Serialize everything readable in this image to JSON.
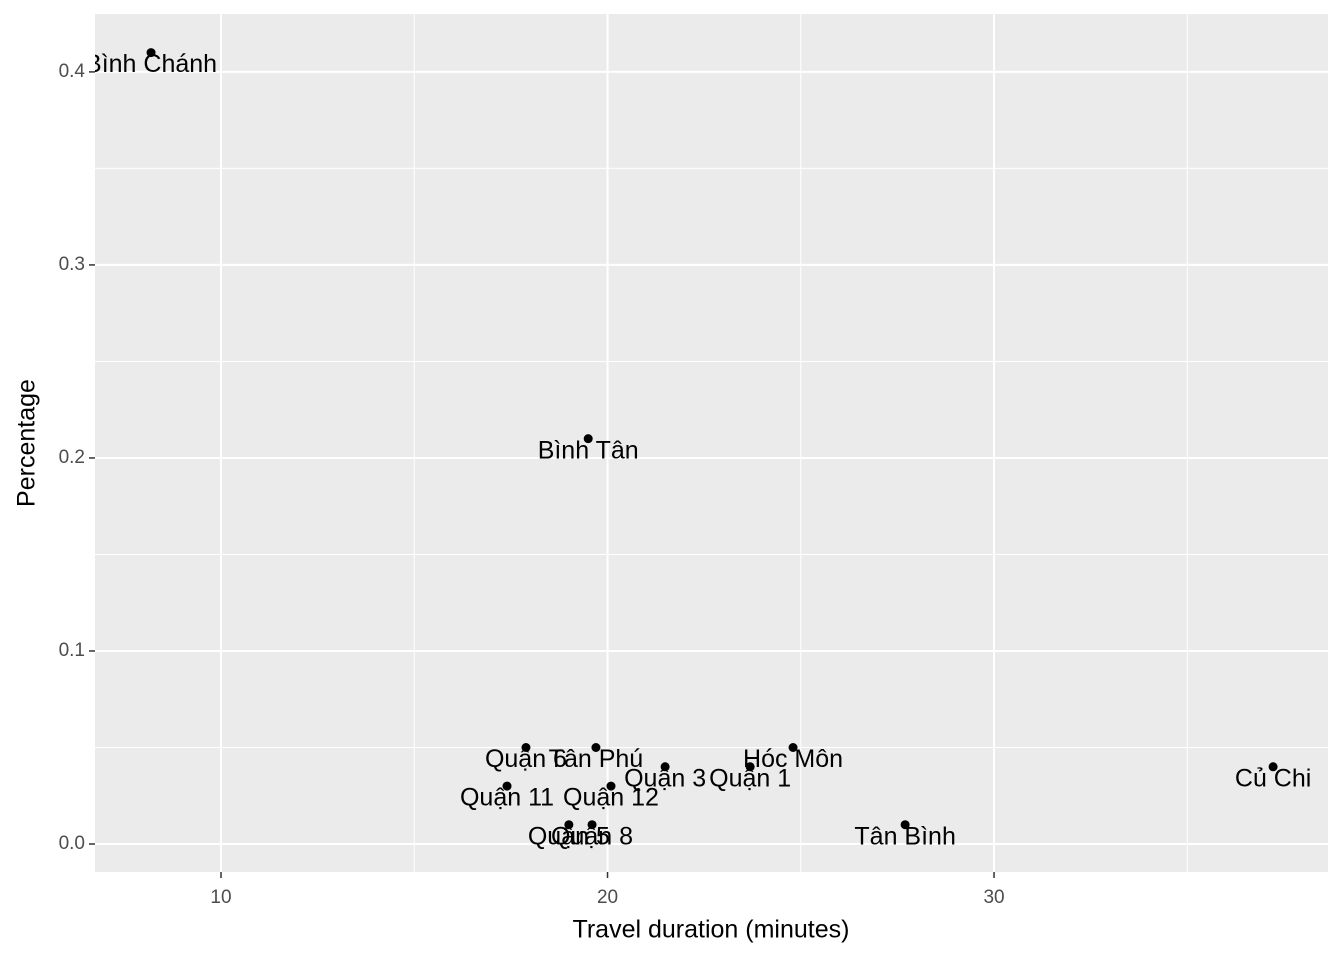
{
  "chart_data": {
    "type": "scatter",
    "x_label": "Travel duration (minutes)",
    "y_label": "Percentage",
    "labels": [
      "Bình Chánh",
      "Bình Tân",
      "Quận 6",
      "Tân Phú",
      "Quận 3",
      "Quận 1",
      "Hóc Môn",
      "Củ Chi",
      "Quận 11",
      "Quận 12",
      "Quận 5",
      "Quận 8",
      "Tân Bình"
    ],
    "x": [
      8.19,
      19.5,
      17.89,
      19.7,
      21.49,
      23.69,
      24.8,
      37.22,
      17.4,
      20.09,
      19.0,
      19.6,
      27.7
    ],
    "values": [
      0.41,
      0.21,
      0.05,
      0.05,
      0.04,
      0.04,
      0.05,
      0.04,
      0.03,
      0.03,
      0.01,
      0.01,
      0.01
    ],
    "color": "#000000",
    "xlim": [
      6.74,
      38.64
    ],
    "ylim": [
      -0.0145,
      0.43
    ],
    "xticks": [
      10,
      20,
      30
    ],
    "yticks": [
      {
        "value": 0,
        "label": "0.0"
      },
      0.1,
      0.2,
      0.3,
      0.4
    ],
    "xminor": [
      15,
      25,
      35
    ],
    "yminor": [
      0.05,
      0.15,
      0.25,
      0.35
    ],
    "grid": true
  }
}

## YOUR GOAL
Return every line of the records exactly as given, pictures excluded.

## CORRECT RESULT
Serialize everything readable in this image to JSON.
{
  "chart_data": {
    "type": "scatter",
    "x_label": "Travel duration (minutes)",
    "y_label": "Percentage",
    "labels": [
      "Bình Chánh",
      "Bình Tân",
      "Quận 6",
      "Tân Phú",
      "Quận 3",
      "Quận 1",
      "Hóc Môn",
      "Củ Chi",
      "Quận 11",
      "Quận 12",
      "Quận 5",
      "Quận 8",
      "Tân Bình"
    ],
    "x": [
      8.19,
      19.5,
      17.89,
      19.7,
      21.49,
      23.69,
      24.8,
      37.22,
      17.4,
      20.09,
      19.0,
      19.6,
      27.7
    ],
    "values": [
      0.41,
      0.21,
      0.05,
      0.05,
      0.04,
      0.04,
      0.05,
      0.04,
      0.03,
      0.03,
      0.01,
      0.01,
      0.01
    ],
    "color": "#000000",
    "xlim": [
      6.74,
      38.64
    ],
    "ylim": [
      -0.0145,
      0.43
    ],
    "xticks": [
      10,
      20,
      30
    ],
    "yticks": [
      {
        "value": 0,
        "label": "0.0"
      },
      0.1,
      0.2,
      0.3,
      0.4
    ],
    "xminor": [
      15,
      25,
      35
    ],
    "yminor": [
      0.05,
      0.15,
      0.25,
      0.35
    ],
    "grid": true
  }
}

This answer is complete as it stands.